- RECORDS FOR THE TASK
□ □ □ □

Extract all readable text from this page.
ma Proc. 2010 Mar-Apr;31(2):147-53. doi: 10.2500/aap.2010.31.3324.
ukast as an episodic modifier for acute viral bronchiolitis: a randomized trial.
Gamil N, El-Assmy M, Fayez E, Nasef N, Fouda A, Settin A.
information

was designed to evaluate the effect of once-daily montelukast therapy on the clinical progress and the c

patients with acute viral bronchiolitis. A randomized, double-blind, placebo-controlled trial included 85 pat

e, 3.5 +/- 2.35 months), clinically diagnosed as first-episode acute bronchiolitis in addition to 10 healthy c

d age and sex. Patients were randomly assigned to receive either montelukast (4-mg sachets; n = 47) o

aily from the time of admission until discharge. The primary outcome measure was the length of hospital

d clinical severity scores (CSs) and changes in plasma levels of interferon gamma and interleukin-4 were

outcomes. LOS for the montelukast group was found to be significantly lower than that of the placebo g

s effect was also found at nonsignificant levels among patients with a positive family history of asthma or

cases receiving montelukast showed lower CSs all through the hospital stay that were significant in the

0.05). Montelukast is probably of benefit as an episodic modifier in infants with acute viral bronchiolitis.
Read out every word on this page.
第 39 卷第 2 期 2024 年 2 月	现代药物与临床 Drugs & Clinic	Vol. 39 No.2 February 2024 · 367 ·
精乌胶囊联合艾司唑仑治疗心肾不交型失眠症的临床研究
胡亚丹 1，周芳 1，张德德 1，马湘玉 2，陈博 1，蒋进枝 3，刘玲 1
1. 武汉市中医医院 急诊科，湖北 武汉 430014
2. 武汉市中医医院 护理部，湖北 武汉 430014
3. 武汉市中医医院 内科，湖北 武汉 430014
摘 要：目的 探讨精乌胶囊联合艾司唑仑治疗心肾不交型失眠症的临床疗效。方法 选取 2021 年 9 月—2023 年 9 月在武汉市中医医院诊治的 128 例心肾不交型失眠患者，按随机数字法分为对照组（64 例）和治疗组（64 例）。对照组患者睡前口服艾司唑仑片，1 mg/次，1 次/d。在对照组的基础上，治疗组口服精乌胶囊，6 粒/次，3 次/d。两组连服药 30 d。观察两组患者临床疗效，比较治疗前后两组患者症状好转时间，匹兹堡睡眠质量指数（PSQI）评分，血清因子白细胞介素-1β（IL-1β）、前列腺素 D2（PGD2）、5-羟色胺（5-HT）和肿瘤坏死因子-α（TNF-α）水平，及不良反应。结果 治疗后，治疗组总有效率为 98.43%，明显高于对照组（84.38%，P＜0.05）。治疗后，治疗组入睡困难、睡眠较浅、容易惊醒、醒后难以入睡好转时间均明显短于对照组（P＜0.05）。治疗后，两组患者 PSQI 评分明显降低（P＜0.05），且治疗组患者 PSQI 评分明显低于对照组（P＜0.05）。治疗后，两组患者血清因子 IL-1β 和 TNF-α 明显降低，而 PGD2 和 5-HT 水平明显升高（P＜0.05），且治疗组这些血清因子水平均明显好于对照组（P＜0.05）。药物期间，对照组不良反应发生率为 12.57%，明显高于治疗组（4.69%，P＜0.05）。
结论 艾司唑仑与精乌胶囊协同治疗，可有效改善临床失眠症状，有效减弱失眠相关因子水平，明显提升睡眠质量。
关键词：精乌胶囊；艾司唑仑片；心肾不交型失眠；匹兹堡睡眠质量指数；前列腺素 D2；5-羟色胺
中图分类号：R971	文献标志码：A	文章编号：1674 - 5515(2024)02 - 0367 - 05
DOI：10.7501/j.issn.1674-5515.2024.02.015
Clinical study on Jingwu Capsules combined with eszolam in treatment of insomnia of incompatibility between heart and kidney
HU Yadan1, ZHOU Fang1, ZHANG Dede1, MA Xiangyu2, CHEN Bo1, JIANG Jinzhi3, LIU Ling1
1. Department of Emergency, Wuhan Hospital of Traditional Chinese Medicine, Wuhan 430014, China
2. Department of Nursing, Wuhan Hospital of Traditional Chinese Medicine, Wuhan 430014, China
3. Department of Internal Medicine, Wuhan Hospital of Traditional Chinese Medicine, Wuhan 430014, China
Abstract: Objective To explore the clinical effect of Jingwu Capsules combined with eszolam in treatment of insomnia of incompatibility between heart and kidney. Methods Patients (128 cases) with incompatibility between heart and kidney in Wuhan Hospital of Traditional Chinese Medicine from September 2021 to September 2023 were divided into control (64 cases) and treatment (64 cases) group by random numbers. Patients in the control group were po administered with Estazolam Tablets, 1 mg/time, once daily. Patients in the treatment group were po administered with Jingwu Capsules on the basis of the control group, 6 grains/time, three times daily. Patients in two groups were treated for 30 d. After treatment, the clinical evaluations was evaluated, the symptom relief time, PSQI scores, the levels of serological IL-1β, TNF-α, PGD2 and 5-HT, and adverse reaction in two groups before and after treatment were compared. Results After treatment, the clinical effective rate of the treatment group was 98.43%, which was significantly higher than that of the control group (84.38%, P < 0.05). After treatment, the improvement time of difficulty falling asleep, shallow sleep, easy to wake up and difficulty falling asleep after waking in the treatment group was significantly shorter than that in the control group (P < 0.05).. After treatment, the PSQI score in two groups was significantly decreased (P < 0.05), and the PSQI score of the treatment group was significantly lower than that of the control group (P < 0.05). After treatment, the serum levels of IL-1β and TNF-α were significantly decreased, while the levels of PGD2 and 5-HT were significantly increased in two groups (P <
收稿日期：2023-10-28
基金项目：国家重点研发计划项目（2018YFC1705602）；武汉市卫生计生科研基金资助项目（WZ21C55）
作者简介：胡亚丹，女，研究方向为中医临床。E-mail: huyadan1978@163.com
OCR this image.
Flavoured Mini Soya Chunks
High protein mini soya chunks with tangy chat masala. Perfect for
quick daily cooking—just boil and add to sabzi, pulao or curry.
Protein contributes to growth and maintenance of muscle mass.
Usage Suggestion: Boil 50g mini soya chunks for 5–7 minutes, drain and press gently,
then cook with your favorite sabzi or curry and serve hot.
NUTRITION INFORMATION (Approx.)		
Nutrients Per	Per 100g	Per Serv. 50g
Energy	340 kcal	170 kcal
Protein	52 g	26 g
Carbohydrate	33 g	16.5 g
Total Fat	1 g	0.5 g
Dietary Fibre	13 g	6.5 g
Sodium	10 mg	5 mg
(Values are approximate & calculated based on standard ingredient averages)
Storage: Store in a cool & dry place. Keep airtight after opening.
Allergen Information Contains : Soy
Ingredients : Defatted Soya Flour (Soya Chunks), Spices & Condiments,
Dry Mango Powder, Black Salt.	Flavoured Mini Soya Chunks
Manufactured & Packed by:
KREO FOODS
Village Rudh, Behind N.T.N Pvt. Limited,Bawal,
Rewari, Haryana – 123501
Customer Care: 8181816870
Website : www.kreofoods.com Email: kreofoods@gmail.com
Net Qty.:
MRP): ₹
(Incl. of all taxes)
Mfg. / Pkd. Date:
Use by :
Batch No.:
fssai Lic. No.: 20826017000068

□ □ □ □

- WORK INSTRUCTION
Please repeat the listing word for word.

- SOLUTION TO THE PROBLEM
Extract all readable text from this page.
ma Proc. 2010 Mar-Apr;31(2):147-53. doi: 10.2500/aap.2010.31.3324.
ukast as an episodic modifier for acute viral bronchiolitis: a randomized trial.
Gamil N, El-Assmy M, Fayez E, Nasef N, Fouda A, Settin A.
information

was designed to evaluate the effect of once-daily montelukast therapy on the clinical progress and the c

patients with acute viral bronchiolitis. A randomized, double-blind, placebo-controlled trial included 85 pat

e, 3.5 +/- 2.35 months), clinically diagnosed as first-episode acute bronchiolitis in addition to 10 healthy c

d age and sex. Patients were randomly assigned to receive either montelukast (4-mg sachets; n = 47) o

aily from the time of admission until discharge. The primary outcome measure was the length of hospital

d clinical severity scores (CSs) and changes in plasma levels of interferon gamma and interleukin-4 were

outcomes. LOS for the montelukast group was found to be significantly lower than that of the placebo g

s effect was also found at nonsignificant levels among patients with a positive family history of asthma or

cases receiving montelukast showed lower CSs all through the hospital stay that were significant in the

0.05). Montelukast is probably of benefit as an episodic modifier in infants with acute viral bronchiolitis.
Read out every word on this page.
第 39 卷第 2 期 2024 年 2 月	现代药物与临床 Drugs & Clinic	Vol. 39 No.2 February 2024 · 367 ·
精乌胶囊联合艾司唑仑治疗心肾不交型失眠症的临床研究
胡亚丹 1，周芳 1，张德德 1，马湘玉 2，陈博 1，蒋进枝 3，刘玲 1
1. 武汉市中医医院 急诊科，湖北 武汉 430014
2. 武汉市中医医院 护理部，湖北 武汉 430014
3. 武汉市中医医院 内科，湖北 武汉 430014
摘 要：目的 探讨精乌胶囊联合艾司唑仑治疗心肾不交型失眠症的临床疗效。方法 选取 2021 年 9 月—2023 年 9 月在武汉市中医医院诊治的 128 例心肾不交型失眠患者，按随机数字法分为对照组（64 例）和治疗组（64 例）。对照组患者睡前口服艾司唑仑片，1 mg/次，1 次/d。在对照组的基础上，治疗组口服精乌胶囊，6 粒/次，3 次/d。两组连服药 30 d。观察两组患者临床疗效，比较治疗前后两组患者症状好转时间，匹兹堡睡眠质量指数（PSQI）评分，血清因子白细胞介素-1β（IL-1β）、前列腺素 D2（PGD2）、5-羟色胺（5-HT）和肿瘤坏死因子-α（TNF-α）水平，及不良反应。结果 治疗后，治疗组总有效率为 98.43%，明显高于对照组（84.38%，P＜0.05）。治疗后，治疗组入睡困难、睡眠较浅、容易惊醒、醒后难以入睡好转时间均明显短于对照组（P＜0.05）。治疗后，两组患者 PSQI 评分明显降低（P＜0.05），且治疗组患者 PSQI 评分明显低于对照组（P＜0.05）。治疗后，两组患者血清因子 IL-1β 和 TNF-α 明显降低，而 PGD2 和 5-HT 水平明显升高（P＜0.05），且治疗组这些血清因子水平均明显好于对照组（P＜0.05）。药物期间，对照组不良反应发生率为 12.57%，明显高于治疗组（4.69%，P＜0.05）。
结论 艾司唑仑与精乌胶囊协同治疗，可有效改善临床失眠症状，有效减弱失眠相关因子水平，明显提升睡眠质量。
关键词：精乌胶囊；艾司唑仑片；心肾不交型失眠；匹兹堡睡眠质量指数；前列腺素 D2；5-羟色胺
中图分类号：R971	文献标志码：A	文章编号：1674 - 5515(2024)02 - 0367 - 05
DOI：10.7501/j.issn.1674-5515.2024.02.015
Clinical study on Jingwu Capsules combined with eszolam in treatment of insomnia of incompatibility between heart and kidney
HU Yadan1, ZHOU Fang1, ZHANG Dede1, MA Xiangyu2, CHEN Bo1, JIANG Jinzhi3, LIU Ling1
1. Department of Emergency, Wuhan Hospital of Traditional Chinese Medicine, Wuhan 430014, China
2. Department of Nursing, Wuhan Hospital of Traditional Chinese Medicine, Wuhan 430014, China
3. Department of Internal Medicine, Wuhan Hospital of Traditional Chinese Medicine, Wuhan 430014, China
Abstract: Objective To explore the clinical effect of Jingwu Capsules combined with eszolam in treatment of insomnia of incompatibility between heart and kidney. Methods Patients (128 cases) with incompatibility between heart and kidney in Wuhan Hospital of Traditional Chinese Medicine from September 2021 to September 2023 were divided into control (64 cases) and treatment (64 cases) group by random numbers. Patients in the control group were po administered with Estazolam Tablets, 1 mg/time, once daily. Patients in the treatment group were po administered with Jingwu Capsules on the basis of the control group, 6 grains/time, three times daily. Patients in two groups were treated for 30 d. After treatment, the clinical evaluations was evaluated, the symptom relief time, PSQI scores, the levels of serological IL-1β, TNF-α, PGD2 and 5-HT, and adverse reaction in two groups before and after treatment were compared. Results After treatment, the clinical effective rate of the treatment group was 98.43%, which was significantly higher than that of the control group (84.38%, P < 0.05). After treatment, the improvement time of difficulty falling asleep, shallow sleep, easy to wake up and difficulty falling asleep after waking in the treatment group was significantly shorter than that in the control group (P < 0.05).. After treatment, the PSQI score in two groups was significantly decreased (P < 0.05), and the PSQI score of the treatment group was significantly lower than that of the control group (P < 0.05). After treatment, the serum levels of IL-1β and TNF-α were significantly decreased, while the levels of PGD2 and 5-HT were significantly increased in two groups (P <
收稿日期：2023-10-28
基金项目：国家重点研发计划项目（2018YFC1705602）；武汉市卫生计生科研基金资助项目（WZ21C55）
作者简介：胡亚丹，女，研究方向为中医临床。E-mail: huyadan1978@163.com
OCR this image.
Flavoured Mini Soya Chunks
High protein mini soya chunks with tangy chat masala. Perfect for
quick daily cooking—just boil and add to sabzi, pulao or curry.
Protein contributes to growth and maintenance of muscle mass.
Usage Suggestion: Boil 50g mini soya chunks for 5–7 minutes, drain and press gently,
then cook with your favorite sabzi or curry and serve hot.
NUTRITION INFORMATION (Approx.)		
Nutrients Per	Per 100g	Per Serv. 50g
Energy	340 kcal	170 kcal
Protein	52 g	26 g
Carbohydrate	33 g	16.5 g
Total Fat	1 g	0.5 g
Dietary Fibre	13 g	6.5 g
Sodium	10 mg	5 mg
(Values are approximate & calculated based on standard ingredient averages)
Storage: Store in a cool & dry place. Keep airtight after opening.
Allergen Information Contains : Soy
Ingredients : Defatted Soya Flour (Soya Chunks), Spices & Condiments,
Dry Mango Powder, Black Salt.	Flavoured Mini Soya Chunks
Manufactured & Packed by:
KREO FOODS
Village Rudh, Behind N.T.N Pvt. Limited,Bawal,
Rewari, Haryana – 123501
Customer Care: 8181816870
Website : www.kreofoods.com Email: kreofoods@gmail.com
Net Qty.:
MRP): ₹
(Incl. of all taxes)
Mfg. / Pkd. Date:
Use by :
Batch No.:
fssai Lic. No.: 20826017000068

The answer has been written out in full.